**Your goal:** Pull out every line below that holds the word "triangle".

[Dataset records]
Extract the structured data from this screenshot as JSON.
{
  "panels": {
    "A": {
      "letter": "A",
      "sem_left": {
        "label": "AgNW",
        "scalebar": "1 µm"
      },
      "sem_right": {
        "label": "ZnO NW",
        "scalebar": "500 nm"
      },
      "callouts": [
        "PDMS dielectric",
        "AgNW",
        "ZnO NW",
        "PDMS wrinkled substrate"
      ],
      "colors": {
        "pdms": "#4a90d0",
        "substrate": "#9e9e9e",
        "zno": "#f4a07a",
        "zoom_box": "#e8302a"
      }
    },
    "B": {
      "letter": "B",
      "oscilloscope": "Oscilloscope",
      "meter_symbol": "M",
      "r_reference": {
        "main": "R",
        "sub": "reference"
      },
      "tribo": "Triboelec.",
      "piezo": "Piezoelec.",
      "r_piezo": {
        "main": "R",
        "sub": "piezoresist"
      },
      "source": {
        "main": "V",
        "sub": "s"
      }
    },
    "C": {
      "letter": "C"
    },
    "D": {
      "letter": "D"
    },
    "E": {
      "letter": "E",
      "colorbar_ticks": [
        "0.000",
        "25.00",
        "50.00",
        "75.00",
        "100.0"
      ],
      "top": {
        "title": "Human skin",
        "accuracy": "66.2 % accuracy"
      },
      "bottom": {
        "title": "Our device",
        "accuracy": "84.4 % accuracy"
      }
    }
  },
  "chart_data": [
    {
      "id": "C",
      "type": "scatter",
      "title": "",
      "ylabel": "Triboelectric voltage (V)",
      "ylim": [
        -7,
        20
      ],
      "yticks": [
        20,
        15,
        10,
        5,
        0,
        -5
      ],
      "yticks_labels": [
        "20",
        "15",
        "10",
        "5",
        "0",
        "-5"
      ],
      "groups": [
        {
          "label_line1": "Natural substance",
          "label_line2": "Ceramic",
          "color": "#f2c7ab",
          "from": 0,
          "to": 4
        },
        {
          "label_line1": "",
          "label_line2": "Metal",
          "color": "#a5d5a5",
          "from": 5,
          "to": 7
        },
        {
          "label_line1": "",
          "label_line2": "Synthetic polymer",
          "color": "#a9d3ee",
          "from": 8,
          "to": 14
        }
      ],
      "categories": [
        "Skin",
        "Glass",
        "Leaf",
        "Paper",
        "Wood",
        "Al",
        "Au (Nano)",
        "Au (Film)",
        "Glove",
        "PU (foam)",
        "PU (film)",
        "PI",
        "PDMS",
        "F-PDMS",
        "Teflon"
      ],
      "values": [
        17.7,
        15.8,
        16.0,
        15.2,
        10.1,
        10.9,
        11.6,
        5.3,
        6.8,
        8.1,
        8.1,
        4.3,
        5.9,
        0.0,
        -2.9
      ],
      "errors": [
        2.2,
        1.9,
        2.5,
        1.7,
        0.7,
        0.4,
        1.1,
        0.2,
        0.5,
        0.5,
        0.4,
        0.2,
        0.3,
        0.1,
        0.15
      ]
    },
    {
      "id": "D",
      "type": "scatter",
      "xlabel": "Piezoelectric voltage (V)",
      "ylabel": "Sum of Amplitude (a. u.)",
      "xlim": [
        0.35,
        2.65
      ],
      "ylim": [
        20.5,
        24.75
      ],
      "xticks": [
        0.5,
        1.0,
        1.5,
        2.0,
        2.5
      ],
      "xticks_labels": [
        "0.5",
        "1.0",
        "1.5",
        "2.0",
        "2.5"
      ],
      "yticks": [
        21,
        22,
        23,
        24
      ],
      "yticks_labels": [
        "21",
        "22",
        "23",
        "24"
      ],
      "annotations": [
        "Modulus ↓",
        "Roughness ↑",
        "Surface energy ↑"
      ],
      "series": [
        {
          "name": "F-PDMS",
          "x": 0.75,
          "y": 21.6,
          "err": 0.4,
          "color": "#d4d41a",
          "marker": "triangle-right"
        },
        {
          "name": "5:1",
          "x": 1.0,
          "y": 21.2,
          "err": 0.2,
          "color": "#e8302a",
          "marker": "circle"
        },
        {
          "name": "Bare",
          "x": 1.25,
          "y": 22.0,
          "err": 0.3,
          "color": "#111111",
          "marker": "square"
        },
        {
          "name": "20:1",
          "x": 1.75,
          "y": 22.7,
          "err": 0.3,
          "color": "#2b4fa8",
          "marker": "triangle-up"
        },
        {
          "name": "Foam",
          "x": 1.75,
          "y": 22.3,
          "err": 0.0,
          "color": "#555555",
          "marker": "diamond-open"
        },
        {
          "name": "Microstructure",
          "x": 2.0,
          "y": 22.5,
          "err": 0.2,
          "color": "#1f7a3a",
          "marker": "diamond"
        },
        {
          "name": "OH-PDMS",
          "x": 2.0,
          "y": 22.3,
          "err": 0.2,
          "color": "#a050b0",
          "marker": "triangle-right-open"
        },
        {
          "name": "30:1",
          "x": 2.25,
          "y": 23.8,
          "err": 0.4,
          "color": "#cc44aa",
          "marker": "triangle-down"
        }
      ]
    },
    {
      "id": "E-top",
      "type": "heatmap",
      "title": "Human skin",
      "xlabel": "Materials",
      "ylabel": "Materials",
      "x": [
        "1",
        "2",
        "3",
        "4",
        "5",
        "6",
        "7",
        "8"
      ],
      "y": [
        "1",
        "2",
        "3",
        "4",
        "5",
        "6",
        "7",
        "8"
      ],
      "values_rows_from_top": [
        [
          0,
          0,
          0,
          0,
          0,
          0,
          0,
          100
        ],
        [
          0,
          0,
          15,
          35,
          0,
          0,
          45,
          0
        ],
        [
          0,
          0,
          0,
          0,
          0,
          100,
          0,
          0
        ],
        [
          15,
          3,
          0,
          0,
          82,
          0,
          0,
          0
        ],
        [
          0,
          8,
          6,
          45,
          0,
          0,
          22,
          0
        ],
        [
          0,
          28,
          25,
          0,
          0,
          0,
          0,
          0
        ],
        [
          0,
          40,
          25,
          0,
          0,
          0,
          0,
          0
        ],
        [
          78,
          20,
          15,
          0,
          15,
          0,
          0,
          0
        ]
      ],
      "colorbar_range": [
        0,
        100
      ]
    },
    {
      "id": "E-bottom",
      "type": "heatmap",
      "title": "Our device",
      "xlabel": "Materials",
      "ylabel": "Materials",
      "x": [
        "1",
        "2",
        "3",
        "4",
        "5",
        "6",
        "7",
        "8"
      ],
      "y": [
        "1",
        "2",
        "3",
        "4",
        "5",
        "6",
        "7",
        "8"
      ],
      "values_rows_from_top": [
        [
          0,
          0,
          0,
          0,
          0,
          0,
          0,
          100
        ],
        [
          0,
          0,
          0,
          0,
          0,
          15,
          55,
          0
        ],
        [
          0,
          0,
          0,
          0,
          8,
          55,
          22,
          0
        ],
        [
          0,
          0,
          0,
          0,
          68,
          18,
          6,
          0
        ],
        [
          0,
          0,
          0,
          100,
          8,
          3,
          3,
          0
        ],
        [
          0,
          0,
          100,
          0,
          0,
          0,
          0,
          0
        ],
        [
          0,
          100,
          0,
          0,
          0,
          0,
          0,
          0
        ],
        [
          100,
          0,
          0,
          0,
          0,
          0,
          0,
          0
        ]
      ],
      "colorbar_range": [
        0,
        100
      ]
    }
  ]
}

**Solution to the problem:**
          "marker": "triangle-right"
          "marker": "triangle-up"
          "marker": "triangle-right-open"
          "marker": "triangle-down"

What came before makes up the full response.